FRAGMENTO PROPORCIONADO>

▼

Reñaca, o la playa del amor
MDZol
 
Como el poema de Girondo, se miran, se tocan...
 
Como un escenario propicio para que nazcan cálidos romances, el balneario sirve como excusa para establecer una relación o confirmar un noviazgo. Habrá amores de verano, otros de apenas un mes y tantos de muchos años de convivencia. Mirá las fotos.
Esta nota podría empezar como ese poema de Oliverio Girondo. "Se miran, se presienten, se desean...". Y Reñaca es un fiel reflejo de las sensaciones que nos despiertan aquellas palabras del poeta argentino.

A lo largo de esta primera quincena, MDZol ha podido encontrar que tras el verano chileno no sólo surgen los romances de trampa. Esos que comienzan en el calor de la arena y se confirman en el boliche, unas horas después. 

También hay lugar para aquellos que están tomándose las primeras vacaciones juntos, mientras el padre se quema la mano con el agua caliente del mate porque al nuevo "cenador" de la hija se le va la mano.

▲

PREGUNTAS DE ESTUDIO>
1. Enumera los tipos de amores que, según la nota sobre Reñaca, habrá en el balneario.
2. Transcribe sin cambios el pasaje de la nota sobre Reñaca que va desde "Como el poema" hasta "Mirá las fotos.".

DATOS PROPORCIONADOS>
▼

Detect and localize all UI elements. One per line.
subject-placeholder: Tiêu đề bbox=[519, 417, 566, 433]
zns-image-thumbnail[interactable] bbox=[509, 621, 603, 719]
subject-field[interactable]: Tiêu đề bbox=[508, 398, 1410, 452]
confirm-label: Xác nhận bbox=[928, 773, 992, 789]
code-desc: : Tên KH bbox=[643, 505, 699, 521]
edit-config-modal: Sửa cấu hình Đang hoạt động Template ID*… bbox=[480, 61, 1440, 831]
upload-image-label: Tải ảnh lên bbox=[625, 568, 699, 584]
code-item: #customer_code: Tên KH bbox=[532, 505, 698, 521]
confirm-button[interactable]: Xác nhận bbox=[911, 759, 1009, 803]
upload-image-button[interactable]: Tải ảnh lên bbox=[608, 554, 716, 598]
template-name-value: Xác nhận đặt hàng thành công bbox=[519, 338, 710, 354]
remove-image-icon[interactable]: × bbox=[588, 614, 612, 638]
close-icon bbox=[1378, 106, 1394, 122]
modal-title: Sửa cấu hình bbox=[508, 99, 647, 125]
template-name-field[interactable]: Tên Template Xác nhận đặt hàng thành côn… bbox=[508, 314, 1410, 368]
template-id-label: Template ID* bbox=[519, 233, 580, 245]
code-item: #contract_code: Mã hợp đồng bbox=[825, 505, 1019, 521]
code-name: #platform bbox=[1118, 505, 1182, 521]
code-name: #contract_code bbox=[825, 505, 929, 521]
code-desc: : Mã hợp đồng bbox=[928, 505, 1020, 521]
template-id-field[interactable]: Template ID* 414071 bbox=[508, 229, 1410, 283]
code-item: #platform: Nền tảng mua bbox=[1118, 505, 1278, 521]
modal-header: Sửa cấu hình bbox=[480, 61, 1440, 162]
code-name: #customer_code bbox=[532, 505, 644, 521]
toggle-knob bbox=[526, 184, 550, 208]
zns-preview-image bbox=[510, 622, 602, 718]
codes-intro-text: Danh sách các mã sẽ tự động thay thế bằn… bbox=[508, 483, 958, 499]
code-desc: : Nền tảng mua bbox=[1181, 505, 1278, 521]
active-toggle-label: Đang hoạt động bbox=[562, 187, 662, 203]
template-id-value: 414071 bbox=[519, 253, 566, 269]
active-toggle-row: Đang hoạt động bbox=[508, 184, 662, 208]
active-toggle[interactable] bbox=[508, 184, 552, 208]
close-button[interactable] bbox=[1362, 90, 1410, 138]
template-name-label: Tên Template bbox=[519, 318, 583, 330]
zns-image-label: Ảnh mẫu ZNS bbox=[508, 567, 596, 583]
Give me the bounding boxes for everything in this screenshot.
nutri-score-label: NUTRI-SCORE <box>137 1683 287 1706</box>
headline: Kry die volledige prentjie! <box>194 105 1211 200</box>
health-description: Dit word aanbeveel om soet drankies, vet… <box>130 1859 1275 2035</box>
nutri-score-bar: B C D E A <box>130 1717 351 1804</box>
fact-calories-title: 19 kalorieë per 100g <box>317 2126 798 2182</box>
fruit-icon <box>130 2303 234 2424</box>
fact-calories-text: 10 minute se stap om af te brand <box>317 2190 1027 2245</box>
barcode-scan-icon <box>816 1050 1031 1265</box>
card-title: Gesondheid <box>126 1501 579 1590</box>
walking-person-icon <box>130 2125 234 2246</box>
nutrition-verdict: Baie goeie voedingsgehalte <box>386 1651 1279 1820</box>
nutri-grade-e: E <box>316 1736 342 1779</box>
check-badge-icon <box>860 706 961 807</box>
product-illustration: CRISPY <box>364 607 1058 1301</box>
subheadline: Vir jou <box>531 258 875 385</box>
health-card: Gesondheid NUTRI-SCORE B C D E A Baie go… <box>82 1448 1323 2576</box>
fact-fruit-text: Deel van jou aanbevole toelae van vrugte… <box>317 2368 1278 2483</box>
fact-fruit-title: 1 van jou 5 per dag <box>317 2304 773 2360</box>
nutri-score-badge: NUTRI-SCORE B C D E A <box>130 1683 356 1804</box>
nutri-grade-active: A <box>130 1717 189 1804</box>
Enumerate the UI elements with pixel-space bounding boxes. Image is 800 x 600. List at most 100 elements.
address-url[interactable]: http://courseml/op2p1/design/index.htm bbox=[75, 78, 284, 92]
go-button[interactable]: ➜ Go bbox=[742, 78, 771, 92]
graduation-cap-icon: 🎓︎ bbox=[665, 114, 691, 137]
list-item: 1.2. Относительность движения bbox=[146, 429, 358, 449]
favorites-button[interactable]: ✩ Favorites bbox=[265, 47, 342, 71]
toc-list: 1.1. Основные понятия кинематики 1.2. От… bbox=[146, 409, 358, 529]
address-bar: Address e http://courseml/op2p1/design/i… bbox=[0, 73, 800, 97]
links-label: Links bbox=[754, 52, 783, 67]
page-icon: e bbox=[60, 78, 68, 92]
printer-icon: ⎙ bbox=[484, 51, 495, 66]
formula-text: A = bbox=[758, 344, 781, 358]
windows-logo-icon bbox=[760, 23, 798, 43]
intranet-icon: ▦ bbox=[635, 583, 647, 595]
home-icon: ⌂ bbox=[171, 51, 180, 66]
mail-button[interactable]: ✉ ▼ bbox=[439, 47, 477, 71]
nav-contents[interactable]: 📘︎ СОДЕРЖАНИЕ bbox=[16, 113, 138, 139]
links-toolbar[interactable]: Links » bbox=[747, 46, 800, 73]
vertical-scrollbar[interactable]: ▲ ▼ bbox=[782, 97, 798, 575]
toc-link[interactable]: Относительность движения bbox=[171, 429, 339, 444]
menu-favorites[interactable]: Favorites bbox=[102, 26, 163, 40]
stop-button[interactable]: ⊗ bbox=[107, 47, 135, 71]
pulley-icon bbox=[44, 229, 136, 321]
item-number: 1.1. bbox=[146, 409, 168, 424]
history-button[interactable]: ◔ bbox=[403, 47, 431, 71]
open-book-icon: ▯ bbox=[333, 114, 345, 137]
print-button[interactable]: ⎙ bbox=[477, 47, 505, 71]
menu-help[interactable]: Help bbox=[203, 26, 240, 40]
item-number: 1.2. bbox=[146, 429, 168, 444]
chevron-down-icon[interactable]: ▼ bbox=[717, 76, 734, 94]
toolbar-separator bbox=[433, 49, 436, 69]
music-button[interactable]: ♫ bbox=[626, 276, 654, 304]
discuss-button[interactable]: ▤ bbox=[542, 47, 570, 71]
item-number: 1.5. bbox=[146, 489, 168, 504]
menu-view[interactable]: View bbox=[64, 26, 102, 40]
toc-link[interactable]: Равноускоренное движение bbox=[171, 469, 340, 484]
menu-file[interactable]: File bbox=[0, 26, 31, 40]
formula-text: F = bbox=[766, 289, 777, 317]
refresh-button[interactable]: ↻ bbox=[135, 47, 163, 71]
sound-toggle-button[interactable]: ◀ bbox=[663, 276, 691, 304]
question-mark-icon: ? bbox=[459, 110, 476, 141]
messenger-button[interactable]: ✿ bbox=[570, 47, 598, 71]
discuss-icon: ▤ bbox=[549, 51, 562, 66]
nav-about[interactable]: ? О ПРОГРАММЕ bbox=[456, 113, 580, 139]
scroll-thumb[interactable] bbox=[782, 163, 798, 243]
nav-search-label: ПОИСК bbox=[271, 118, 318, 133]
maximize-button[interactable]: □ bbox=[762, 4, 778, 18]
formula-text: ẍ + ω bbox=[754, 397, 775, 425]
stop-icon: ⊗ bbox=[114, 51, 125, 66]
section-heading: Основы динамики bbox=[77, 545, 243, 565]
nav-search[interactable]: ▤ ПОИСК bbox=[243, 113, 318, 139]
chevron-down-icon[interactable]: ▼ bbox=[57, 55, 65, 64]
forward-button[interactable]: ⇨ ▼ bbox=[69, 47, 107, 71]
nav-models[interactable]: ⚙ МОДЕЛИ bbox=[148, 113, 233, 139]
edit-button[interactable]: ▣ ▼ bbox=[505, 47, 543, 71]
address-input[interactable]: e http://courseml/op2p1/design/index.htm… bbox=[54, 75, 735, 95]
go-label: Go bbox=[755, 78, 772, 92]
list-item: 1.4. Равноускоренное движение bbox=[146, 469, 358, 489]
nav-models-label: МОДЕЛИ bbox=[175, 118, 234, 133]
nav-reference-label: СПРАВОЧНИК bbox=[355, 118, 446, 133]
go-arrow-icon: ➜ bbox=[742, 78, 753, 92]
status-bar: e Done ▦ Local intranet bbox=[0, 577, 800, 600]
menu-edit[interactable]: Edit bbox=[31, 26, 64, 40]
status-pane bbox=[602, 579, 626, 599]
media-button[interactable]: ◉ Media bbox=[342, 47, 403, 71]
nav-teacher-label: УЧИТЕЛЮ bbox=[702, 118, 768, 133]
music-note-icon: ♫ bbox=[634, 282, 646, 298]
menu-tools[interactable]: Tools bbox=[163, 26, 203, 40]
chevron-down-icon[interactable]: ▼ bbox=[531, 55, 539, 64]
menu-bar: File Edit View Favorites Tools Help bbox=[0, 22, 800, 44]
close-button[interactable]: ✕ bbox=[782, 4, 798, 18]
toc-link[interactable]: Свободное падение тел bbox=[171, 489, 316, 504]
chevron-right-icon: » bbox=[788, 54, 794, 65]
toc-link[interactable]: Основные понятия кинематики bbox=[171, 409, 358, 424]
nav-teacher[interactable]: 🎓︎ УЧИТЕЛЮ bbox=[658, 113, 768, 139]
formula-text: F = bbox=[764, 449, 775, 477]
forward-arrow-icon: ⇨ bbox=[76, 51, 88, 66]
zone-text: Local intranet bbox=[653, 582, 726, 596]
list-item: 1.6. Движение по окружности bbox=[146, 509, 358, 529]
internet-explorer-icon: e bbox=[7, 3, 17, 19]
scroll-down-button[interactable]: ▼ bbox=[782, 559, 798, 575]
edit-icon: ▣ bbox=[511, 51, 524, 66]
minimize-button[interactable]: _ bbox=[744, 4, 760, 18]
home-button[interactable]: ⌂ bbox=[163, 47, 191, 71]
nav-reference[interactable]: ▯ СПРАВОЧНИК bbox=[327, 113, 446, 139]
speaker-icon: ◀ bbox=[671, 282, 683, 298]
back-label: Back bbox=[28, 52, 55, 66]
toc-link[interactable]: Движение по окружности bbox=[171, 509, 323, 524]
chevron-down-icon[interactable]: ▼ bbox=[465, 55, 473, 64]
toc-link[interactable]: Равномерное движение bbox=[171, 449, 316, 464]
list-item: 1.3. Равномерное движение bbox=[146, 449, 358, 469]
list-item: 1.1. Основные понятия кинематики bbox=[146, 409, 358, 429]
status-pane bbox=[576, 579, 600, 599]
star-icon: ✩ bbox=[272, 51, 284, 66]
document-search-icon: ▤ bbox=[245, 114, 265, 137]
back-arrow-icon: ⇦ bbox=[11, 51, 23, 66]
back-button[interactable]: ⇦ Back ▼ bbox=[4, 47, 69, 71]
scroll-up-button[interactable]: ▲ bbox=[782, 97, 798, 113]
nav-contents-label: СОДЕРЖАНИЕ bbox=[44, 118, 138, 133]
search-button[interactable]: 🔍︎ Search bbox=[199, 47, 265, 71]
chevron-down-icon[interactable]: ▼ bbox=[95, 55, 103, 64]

▲

RESPUESTAS NUMERADAS>
1.
- Amores de verano
- Amores de apenas un mes
- Amores de muchos años de convivencia

2.
Como el poema de Girondo, se miran, se tocan...
 
Como un escenario propicio para que nazcan cálidos romances, el balneario sirve como excusa para establecer una relación o confirmar un noviazgo. Habrá amores de verano, otros de apenas un mes y tantos de muchos años de convivencia. Mirá las fotos.